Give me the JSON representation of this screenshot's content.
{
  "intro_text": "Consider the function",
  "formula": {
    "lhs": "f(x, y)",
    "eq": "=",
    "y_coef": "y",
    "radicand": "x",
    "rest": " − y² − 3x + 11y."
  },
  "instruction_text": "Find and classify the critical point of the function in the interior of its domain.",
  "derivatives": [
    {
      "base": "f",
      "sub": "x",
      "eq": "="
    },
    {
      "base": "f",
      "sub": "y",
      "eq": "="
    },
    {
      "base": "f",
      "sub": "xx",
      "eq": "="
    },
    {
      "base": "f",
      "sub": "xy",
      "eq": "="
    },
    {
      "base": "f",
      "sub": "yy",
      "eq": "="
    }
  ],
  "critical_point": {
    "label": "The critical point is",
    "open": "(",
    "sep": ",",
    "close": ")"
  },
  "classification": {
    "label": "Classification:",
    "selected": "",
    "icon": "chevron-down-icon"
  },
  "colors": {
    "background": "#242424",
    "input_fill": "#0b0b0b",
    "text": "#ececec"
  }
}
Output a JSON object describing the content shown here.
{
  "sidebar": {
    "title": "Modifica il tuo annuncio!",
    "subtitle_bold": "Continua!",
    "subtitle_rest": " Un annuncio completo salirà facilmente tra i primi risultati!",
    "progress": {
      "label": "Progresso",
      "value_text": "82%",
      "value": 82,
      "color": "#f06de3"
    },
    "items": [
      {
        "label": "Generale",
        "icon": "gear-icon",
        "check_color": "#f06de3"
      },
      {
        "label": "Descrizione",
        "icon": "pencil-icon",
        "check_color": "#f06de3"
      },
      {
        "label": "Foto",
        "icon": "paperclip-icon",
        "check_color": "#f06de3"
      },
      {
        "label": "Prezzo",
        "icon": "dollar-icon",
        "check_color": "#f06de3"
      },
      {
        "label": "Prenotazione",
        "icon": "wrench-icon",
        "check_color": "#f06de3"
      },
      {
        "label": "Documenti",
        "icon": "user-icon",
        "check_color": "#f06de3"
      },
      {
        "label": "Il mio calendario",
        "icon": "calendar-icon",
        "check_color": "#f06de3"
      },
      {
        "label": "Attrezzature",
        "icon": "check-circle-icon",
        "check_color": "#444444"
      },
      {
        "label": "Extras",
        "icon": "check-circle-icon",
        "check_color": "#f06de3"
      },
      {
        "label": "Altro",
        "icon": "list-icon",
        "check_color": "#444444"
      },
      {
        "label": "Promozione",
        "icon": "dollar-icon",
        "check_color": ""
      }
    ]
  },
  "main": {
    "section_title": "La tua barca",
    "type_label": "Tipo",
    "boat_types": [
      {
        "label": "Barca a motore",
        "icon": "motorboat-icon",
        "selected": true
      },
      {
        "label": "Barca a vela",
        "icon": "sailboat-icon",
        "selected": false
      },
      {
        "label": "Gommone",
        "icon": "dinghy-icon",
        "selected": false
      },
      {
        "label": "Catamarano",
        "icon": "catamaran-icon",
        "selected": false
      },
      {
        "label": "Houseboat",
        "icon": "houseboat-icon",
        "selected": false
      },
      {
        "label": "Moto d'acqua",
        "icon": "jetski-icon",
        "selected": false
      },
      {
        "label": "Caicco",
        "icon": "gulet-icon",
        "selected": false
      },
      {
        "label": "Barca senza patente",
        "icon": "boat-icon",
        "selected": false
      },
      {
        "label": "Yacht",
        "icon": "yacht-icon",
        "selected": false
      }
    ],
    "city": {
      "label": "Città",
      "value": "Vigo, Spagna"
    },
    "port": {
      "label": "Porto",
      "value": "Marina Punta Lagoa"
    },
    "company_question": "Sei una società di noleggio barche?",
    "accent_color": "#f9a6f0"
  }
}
■ ■ ■ ■ ■
- What to produce:
Repeat the entries above exactly, leaving nothing out.

- Completed task:
Give me the JSON representation of this screenshot's content.
{
  "intro_text": "Consider the function",
  "formula": {
    "lhs": "f(x, y)",
    "eq": "=",
    "y_coef": "y",
    "radicand": "x",
    "rest": " − y² − 3x + 11y."
  },
  "instruction_text": "Find and classify the critical point of the function in the interior of its domain.",
  "derivatives": [
    {
      "base": "f",
      "sub": "x",
      "eq": "="
    },
    {
      "base": "f",
      "sub": "y",
      "eq": "="
    },
    {
      "base": "f",
      "sub": "xx",
      "eq": "="
    },
    {
      "base": "f",
      "sub": "xy",
      "eq": "="
    },
    {
      "base": "f",
      "sub": "yy",
      "eq": "="
    }
  ],
  "critical_point": {
    "label": "The critical point is",
    "open": "(",
    "sep": ",",
    "close": ")"
  },
  "classification": {
    "label": "Classification:",
    "selected": "",
    "icon": "chevron-down-icon"
  },
  "colors": {
    "background": "#242424",
    "input_fill": "#0b0b0b",
    "text": "#ececec"
  }
}
Output a JSON object describing the content shown here.
{
  "sidebar": {
    "title": "Modifica il tuo annuncio!",
    "subtitle_bold": "Continua!",
    "subtitle_rest": " Un annuncio completo salirà facilmente tra i primi risultati!",
    "progress": {
      "label": "Progresso",
      "value_text": "82%",
      "value": 82,
      "color": "#f06de3"
    },
    "items": [
      {
        "label": "Generale",
        "icon": "gear-icon",
        "check_color": "#f06de3"
      },
      {
        "label": "Descrizione",
        "icon": "pencil-icon",
        "check_color": "#f06de3"
      },
      {
        "label": "Foto",
        "icon": "paperclip-icon",
        "check_color": "#f06de3"
      },
      {
        "label": "Prezzo",
        "icon": "dollar-icon",
        "check_color": "#f06de3"
      },
      {
        "label": "Prenotazione",
        "icon": "wrench-icon",
        "check_color": "#f06de3"
      },
      {
        "label": "Documenti",
        "icon": "user-icon",
        "check_color": "#f06de3"
      },
      {
        "label": "Il mio calendario",
        "icon": "calendar-icon",
        "check_color": "#f06de3"
      },
      {
        "label": "Attrezzature",
        "icon": "check-circle-icon",
        "check_color": "#444444"
      },
      {
        "label": "Extras",
        "icon": "check-circle-icon",
        "check_color": "#f06de3"
      },
      {
        "label": "Altro",
        "icon": "list-icon",
        "check_color": "#444444"
      },
      {
        "label": "Promozione",
        "icon": "dollar-icon",
        "check_color": ""
      }
    ]
  },
  "main": {
    "section_title": "La tua barca",
    "type_label": "Tipo",
    "boat_types": [
      {
        "label": "Barca a motore",
        "icon": "motorboat-icon",
        "selected": true
      },
      {
        "label": "Barca a vela",
        "icon": "sailboat-icon",
        "selected": false
      },
      {
        "label": "Gommone",
        "icon": "dinghy-icon",
        "selected": false
      },
      {
        "label": "Catamarano",
        "icon": "catamaran-icon",
        "selected": false
      },
      {
        "label": "Houseboat",
        "icon": "houseboat-icon",
        "selected": false
      },
      {
        "label": "Moto d'acqua",
        "icon": "jetski-icon",
        "selected": false
      },
      {
        "label": "Caicco",
        "icon": "gulet-icon",
        "selected": false
      },
      {
        "label": "Barca senza patente",
        "icon": "boat-icon",
        "selected": false
      },
      {
        "label": "Yacht",
        "icon": "yacht-icon",
        "selected": false
      }
    ],
    "city": {
      "label": "Città",
      "value": "Vigo, Spagna"
    },
    "port": {
      "label": "Porto",
      "value": "Marina Punta Lagoa"
    },
    "company_question": "Sei una società di noleggio barche?",
    "accent_color": "#f9a6f0"
  }
}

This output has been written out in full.